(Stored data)
↓
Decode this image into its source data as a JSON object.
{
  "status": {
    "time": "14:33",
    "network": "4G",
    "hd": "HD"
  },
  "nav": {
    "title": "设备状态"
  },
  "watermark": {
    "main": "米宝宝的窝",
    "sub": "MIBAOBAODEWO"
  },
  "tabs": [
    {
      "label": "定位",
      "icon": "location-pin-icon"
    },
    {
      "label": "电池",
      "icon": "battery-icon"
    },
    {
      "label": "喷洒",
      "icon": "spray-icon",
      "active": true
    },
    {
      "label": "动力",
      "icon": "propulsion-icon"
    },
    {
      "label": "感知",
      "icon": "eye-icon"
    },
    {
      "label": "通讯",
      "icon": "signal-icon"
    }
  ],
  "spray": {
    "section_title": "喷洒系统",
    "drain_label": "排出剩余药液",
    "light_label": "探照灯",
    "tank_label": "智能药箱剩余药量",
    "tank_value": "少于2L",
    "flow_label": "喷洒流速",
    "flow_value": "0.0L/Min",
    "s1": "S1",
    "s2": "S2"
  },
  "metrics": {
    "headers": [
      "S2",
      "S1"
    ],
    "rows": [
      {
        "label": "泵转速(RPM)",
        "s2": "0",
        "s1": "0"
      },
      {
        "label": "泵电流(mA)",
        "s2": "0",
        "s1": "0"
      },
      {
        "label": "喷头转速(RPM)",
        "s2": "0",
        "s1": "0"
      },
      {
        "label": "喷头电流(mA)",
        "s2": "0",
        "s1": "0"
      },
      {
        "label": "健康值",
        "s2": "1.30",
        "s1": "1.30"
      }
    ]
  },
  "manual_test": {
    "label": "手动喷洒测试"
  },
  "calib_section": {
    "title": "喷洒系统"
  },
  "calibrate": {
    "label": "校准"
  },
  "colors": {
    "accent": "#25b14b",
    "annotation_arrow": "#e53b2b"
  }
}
↑
Stated problem.
Each line above is to be repeated exactly.

Output below.
Decode this image into its source data as a JSON object.
{
  "status": {
    "time": "14:33",
    "network": "4G",
    "hd": "HD"
  },
  "nav": {
    "title": "设备状态"
  },
  "watermark": {
    "main": "米宝宝的窝",
    "sub": "MIBAOBAODEWO"
  },
  "tabs": [
    {
      "label": "定位",
      "icon": "location-pin-icon"
    },
    {
      "label": "电池",
      "icon": "battery-icon"
    },
    {
      "label": "喷洒",
      "icon": "spray-icon",
      "active": true
    },
    {
      "label": "动力",
      "icon": "propulsion-icon"
    },
    {
      "label": "感知",
      "icon": "eye-icon"
    },
    {
      "label": "通讯",
      "icon": "signal-icon"
    }
  ],
  "spray": {
    "section_title": "喷洒系统",
    "drain_label": "排出剩余药液",
    "light_label": "探照灯",
    "tank_label": "智能药箱剩余药量",
    "tank_value": "少于2L",
    "flow_label": "喷洒流速",
    "flow_value": "0.0L/Min",
    "s1": "S1",
    "s2": "S2"
  },
  "metrics": {
    "headers": [
      "S2",
      "S1"
    ],
    "rows": [
      {
        "label": "泵转速(RPM)",
        "s2": "0",
        "s1": "0"
      },
      {
        "label": "泵电流(mA)",
        "s2": "0",
        "s1": "0"
      },
      {
        "label": "喷头转速(RPM)",
        "s2": "0",
        "s1": "0"
      },
      {
        "label": "喷头电流(mA)",
        "s2": "0",
        "s1": "0"
      },
      {
        "label": "健康值",
        "s2": "1.30",
        "s1": "1.30"
      }
    ]
  },
  "manual_test": {
    "label": "手动喷洒测试"
  },
  "calib_section": {
    "title": "喷洒系统"
  },
  "calibrate": {
    "label": "校准"
  },
  "colors": {
    "accent": "#25b14b",
    "annotation_arrow": "#e53b2b"
  }
}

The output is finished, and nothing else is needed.